=== Record excerpts ===
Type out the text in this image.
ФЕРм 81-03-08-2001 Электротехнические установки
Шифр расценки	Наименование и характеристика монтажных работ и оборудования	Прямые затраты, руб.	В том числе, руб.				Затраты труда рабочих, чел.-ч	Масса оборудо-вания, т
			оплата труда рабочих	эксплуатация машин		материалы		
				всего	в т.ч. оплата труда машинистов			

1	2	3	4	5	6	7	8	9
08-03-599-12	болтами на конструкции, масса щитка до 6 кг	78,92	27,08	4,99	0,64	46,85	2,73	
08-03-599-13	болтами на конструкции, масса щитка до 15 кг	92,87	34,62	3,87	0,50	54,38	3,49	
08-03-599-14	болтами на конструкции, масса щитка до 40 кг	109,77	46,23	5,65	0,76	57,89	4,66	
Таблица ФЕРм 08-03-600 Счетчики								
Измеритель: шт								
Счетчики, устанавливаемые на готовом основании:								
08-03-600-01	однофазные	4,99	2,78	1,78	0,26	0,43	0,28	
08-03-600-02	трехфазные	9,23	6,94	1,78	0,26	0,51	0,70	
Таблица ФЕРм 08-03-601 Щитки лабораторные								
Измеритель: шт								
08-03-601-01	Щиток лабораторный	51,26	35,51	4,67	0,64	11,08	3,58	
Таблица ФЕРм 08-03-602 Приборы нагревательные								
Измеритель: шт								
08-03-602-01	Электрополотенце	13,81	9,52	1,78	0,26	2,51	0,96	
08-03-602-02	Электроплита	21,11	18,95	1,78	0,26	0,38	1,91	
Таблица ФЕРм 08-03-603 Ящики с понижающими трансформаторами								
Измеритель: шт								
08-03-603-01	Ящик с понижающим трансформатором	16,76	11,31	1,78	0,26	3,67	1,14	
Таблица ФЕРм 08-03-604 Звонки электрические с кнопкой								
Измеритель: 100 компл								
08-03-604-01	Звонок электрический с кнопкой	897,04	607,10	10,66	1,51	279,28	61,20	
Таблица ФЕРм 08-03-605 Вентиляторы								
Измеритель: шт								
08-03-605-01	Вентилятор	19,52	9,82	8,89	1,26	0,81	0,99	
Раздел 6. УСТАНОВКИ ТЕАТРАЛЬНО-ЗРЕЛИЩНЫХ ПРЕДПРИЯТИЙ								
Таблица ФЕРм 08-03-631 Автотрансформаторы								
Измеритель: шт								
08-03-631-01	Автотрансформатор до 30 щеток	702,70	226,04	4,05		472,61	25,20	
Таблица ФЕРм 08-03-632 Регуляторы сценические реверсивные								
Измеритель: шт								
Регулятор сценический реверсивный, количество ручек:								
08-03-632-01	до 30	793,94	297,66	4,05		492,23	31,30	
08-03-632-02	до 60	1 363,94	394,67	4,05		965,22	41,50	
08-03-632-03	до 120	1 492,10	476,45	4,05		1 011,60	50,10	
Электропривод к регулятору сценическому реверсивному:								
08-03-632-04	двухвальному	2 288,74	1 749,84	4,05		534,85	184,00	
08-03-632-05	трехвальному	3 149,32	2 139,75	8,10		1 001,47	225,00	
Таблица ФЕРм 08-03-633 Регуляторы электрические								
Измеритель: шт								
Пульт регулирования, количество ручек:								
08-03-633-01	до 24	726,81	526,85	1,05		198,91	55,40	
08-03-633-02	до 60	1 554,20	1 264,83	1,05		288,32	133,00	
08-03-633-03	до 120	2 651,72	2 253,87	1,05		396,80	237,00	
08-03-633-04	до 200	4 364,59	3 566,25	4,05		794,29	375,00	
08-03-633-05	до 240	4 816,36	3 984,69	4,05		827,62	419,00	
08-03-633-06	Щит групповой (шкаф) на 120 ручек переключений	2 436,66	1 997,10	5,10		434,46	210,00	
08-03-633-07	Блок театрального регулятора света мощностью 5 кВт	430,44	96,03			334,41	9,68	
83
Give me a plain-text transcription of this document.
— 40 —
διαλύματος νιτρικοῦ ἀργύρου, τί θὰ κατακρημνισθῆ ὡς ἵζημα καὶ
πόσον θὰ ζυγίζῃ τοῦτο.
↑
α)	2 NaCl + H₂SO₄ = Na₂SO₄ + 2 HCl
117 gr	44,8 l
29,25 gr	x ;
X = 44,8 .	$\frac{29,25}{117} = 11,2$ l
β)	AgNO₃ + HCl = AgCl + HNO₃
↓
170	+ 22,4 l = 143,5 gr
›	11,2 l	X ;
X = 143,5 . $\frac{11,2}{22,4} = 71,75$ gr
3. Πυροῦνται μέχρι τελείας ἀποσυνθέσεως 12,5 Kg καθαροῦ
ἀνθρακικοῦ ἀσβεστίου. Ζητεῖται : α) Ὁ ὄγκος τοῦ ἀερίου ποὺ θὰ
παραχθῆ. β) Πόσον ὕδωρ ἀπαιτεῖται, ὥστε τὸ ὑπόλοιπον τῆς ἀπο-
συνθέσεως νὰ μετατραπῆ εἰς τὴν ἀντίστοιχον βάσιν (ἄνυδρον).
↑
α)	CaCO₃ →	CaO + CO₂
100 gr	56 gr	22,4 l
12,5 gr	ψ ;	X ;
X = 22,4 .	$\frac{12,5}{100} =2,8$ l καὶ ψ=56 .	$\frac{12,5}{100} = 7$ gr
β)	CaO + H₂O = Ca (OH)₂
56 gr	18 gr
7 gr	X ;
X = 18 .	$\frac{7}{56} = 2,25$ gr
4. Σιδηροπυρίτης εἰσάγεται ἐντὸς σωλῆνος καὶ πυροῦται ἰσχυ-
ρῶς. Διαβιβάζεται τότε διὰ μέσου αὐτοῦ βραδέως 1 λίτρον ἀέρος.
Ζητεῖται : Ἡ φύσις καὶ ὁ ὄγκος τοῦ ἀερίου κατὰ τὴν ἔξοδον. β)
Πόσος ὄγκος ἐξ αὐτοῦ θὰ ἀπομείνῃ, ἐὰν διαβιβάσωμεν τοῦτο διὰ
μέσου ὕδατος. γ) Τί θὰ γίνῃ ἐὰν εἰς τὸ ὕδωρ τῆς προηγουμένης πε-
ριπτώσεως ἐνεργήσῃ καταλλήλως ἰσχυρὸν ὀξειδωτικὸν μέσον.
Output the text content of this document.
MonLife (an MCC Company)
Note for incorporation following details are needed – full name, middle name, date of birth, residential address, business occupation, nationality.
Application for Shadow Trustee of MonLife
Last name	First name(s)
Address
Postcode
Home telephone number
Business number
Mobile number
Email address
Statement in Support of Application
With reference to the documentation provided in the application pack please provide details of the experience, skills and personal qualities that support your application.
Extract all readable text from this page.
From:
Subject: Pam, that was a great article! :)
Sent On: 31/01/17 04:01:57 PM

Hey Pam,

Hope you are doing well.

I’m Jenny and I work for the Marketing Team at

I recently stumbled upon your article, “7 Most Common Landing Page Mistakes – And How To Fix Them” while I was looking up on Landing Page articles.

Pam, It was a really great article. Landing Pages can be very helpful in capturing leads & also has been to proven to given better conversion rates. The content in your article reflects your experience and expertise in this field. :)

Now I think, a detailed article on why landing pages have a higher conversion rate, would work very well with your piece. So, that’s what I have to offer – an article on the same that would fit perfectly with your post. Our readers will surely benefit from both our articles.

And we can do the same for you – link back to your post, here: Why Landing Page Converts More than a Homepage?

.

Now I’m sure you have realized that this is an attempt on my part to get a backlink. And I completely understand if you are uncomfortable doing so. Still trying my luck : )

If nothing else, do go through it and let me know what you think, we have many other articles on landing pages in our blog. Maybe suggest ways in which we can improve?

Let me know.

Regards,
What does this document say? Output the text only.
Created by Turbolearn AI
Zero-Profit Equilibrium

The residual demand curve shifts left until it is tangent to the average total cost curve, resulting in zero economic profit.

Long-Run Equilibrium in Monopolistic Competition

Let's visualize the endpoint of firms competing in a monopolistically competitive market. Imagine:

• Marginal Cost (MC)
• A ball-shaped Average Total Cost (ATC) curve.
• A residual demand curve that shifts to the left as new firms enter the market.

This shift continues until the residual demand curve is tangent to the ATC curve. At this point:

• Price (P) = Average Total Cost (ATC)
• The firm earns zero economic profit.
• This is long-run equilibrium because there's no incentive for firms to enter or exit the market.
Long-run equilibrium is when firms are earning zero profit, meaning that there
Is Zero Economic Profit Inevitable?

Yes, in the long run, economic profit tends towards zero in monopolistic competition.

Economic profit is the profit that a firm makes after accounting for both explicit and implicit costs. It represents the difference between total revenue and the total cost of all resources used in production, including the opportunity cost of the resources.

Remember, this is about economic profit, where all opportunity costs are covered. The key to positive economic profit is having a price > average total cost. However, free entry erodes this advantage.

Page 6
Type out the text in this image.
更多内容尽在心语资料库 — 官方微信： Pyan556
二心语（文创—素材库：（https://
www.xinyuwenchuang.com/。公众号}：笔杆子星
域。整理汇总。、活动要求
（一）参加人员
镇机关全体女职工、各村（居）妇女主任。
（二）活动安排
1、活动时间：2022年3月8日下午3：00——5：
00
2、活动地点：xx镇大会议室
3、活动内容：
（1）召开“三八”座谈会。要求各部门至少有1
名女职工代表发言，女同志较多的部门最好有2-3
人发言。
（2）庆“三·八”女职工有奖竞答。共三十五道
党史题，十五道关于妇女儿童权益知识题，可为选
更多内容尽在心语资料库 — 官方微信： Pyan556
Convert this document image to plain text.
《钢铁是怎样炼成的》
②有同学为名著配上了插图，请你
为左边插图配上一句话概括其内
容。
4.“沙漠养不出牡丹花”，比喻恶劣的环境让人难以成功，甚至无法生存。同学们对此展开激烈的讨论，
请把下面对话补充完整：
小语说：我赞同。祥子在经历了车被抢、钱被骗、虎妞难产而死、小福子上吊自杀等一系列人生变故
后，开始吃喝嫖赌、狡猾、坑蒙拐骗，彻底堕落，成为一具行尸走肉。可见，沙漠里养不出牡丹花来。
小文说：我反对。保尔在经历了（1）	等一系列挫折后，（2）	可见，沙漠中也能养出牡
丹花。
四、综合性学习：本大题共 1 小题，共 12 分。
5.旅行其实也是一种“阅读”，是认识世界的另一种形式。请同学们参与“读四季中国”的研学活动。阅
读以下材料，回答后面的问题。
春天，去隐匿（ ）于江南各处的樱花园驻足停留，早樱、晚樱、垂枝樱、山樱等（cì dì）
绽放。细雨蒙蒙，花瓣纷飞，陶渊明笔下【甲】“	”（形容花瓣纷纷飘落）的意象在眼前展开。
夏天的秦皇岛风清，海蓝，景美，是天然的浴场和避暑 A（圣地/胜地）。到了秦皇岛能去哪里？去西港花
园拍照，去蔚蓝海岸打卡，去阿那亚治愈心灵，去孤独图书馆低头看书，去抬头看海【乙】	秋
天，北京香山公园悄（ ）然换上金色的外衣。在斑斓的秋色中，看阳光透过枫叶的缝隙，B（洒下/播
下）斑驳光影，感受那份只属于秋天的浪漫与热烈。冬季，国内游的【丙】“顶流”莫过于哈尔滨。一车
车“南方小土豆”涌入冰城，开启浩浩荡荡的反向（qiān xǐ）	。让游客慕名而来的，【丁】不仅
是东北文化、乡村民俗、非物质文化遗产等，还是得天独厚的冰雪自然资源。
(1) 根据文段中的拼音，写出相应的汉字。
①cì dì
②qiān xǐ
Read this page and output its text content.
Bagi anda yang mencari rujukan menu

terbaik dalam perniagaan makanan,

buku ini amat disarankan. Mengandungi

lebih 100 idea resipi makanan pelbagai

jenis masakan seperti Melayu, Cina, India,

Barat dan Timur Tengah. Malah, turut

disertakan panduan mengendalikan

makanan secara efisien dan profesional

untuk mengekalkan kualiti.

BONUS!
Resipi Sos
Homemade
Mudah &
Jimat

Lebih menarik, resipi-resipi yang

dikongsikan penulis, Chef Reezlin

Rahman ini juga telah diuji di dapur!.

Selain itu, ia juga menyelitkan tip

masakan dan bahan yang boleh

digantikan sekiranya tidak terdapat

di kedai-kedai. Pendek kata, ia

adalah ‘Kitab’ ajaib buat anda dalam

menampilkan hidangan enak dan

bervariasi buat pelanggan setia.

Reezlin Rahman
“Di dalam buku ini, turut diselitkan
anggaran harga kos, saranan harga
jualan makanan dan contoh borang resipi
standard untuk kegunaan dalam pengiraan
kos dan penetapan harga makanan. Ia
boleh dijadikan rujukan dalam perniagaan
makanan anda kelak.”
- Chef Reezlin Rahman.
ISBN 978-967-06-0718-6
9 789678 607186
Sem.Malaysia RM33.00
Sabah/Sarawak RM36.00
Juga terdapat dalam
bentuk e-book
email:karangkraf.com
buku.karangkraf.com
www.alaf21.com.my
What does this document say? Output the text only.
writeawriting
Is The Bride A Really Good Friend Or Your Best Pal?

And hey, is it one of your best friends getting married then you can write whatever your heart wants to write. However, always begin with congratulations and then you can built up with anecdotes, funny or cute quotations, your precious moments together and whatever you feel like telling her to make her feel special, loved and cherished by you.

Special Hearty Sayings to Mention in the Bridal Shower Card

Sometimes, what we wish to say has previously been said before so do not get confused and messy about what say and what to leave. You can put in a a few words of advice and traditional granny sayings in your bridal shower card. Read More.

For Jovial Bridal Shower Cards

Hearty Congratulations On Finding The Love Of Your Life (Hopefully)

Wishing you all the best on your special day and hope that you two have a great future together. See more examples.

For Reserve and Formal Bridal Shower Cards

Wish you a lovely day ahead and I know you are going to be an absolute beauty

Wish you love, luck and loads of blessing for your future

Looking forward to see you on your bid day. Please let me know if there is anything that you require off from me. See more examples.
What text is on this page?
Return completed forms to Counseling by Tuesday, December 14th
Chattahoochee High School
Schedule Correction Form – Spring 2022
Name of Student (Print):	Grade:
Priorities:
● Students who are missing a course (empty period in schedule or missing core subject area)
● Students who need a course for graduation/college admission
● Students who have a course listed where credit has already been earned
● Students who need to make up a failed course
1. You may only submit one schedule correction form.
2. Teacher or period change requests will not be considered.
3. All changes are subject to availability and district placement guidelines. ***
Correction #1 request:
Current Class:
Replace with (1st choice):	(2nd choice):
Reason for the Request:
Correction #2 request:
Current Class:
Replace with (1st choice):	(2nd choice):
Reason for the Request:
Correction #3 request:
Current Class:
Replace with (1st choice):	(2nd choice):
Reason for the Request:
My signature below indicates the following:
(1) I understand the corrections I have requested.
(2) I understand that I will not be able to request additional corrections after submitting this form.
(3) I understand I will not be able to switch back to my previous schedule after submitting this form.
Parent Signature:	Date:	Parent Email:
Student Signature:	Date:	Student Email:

=== Exercise task ===
Identify and list each line with the word "enter".

=== Correct answer ===
• A residual demand curve that shifts to the left as new firms enter the market.
• This is long-run equilibrium because there's no incentive for firms to enter or exit the market.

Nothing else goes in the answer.